[Task to carry out]:
An exact copy of all the data is required, with pictures left out.
※
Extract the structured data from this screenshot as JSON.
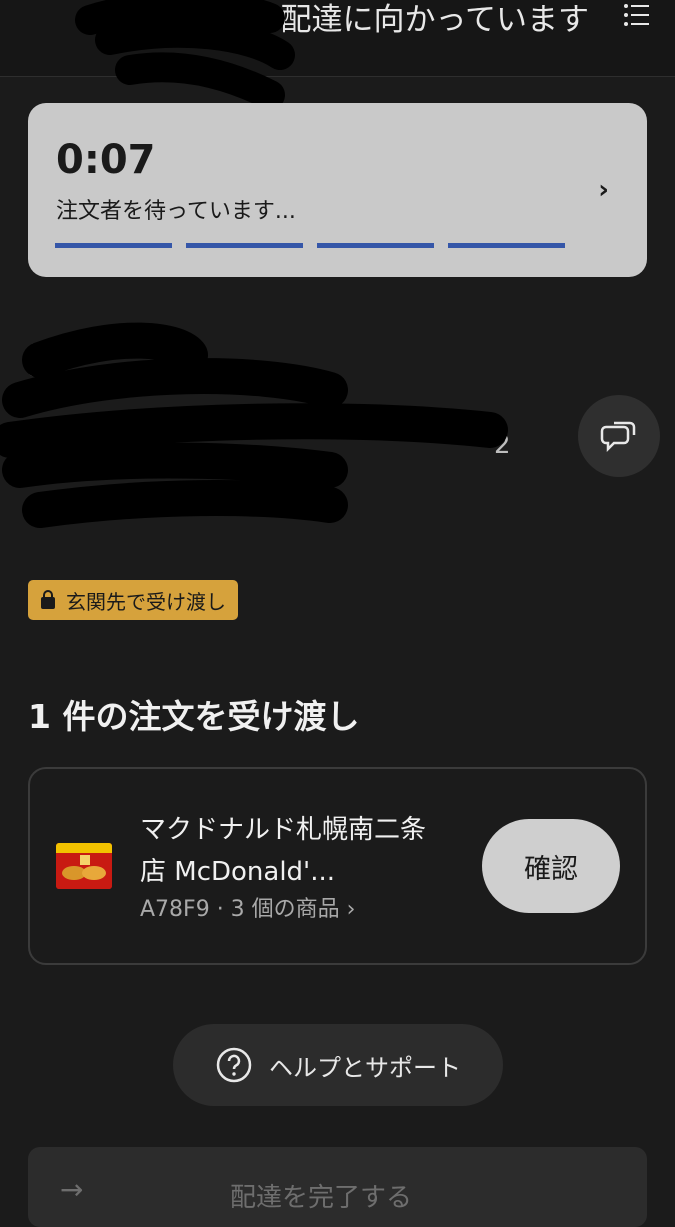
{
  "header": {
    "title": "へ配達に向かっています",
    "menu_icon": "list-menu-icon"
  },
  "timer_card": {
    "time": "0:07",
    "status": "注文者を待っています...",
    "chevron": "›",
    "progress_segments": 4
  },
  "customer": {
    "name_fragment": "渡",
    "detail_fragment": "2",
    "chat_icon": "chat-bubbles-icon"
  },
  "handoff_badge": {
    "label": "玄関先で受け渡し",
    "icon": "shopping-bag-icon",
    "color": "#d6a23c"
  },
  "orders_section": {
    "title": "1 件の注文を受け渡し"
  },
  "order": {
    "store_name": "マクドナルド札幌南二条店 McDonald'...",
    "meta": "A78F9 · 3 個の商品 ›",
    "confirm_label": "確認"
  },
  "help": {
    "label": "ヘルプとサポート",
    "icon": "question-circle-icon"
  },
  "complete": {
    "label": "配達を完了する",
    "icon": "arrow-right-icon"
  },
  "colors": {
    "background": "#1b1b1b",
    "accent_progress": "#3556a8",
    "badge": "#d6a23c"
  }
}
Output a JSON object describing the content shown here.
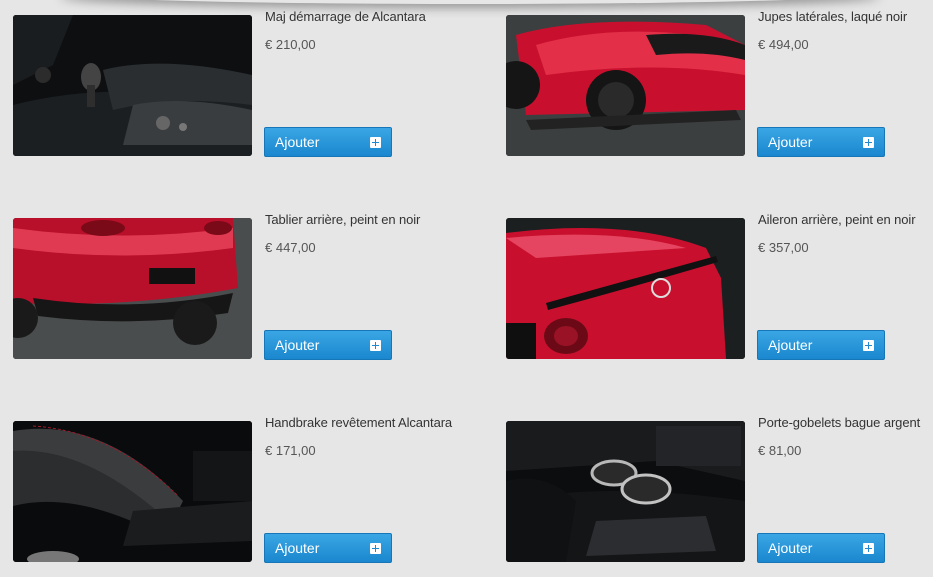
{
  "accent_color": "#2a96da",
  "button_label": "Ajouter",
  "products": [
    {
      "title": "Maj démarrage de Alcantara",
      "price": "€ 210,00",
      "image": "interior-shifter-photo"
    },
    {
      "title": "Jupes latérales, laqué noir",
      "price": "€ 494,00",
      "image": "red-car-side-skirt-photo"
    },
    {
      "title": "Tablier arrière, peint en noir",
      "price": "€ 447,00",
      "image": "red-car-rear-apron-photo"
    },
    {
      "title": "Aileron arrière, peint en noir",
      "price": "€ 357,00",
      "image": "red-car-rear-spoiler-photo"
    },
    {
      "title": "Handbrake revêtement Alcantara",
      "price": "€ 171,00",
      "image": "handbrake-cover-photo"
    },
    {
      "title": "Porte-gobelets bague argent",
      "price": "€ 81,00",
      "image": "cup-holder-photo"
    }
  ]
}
※
[Solution to this problem]:
Extract the structured data from this screenshot as JSON.
{
  "header": {
    "title": "へ配達に向かっています",
    "menu_icon": "list-menu-icon"
  },
  "timer_card": {
    "time": "0:07",
    "status": "注文者を待っています...",
    "chevron": "›",
    "progress_segments": 4
  },
  "customer": {
    "name_fragment": "渡",
    "detail_fragment": "2",
    "chat_icon": "chat-bubbles-icon"
  },
  "handoff_badge": {
    "label": "玄関先で受け渡し",
    "icon": "shopping-bag-icon",
    "color": "#d6a23c"
  },
  "orders_section": {
    "title": "1 件の注文を受け渡し"
  },
  "order": {
    "store_name": "マクドナルド札幌南二条店 McDonald'...",
    "meta": "A78F9 · 3 個の商品 ›",
    "confirm_label": "確認"
  },
  "help": {
    "label": "ヘルプとサポート",
    "icon": "question-circle-icon"
  },
  "complete": {
    "label": "配達を完了する",
    "icon": "arrow-right-icon"
  },
  "colors": {
    "background": "#1b1b1b",
    "accent_progress": "#3556a8",
    "badge": "#d6a23c"
  }
}
Output a JSON object describing the content shown here.
{
  "accent_color": "#2a96da",
  "button_label": "Ajouter",
  "products": [
    {
      "title": "Maj démarrage de Alcantara",
      "price": "€ 210,00",
      "image": "interior-shifter-photo"
    },
    {
      "title": "Jupes latérales, laqué noir",
      "price": "€ 494,00",
      "image": "red-car-side-skirt-photo"
    },
    {
      "title": "Tablier arrière, peint en noir",
      "price": "€ 447,00",
      "image": "red-car-rear-apron-photo"
    },
    {
      "title": "Aileron arrière, peint en noir",
      "price": "€ 357,00",
      "image": "red-car-rear-spoiler-photo"
    },
    {
      "title": "Handbrake revêtement Alcantara",
      "price": "€ 171,00",
      "image": "handbrake-cover-photo"
    },
    {
      "title": "Porte-gobelets bague argent",
      "price": "€ 81,00",
      "image": "cup-holder-photo"
    }
  ]
}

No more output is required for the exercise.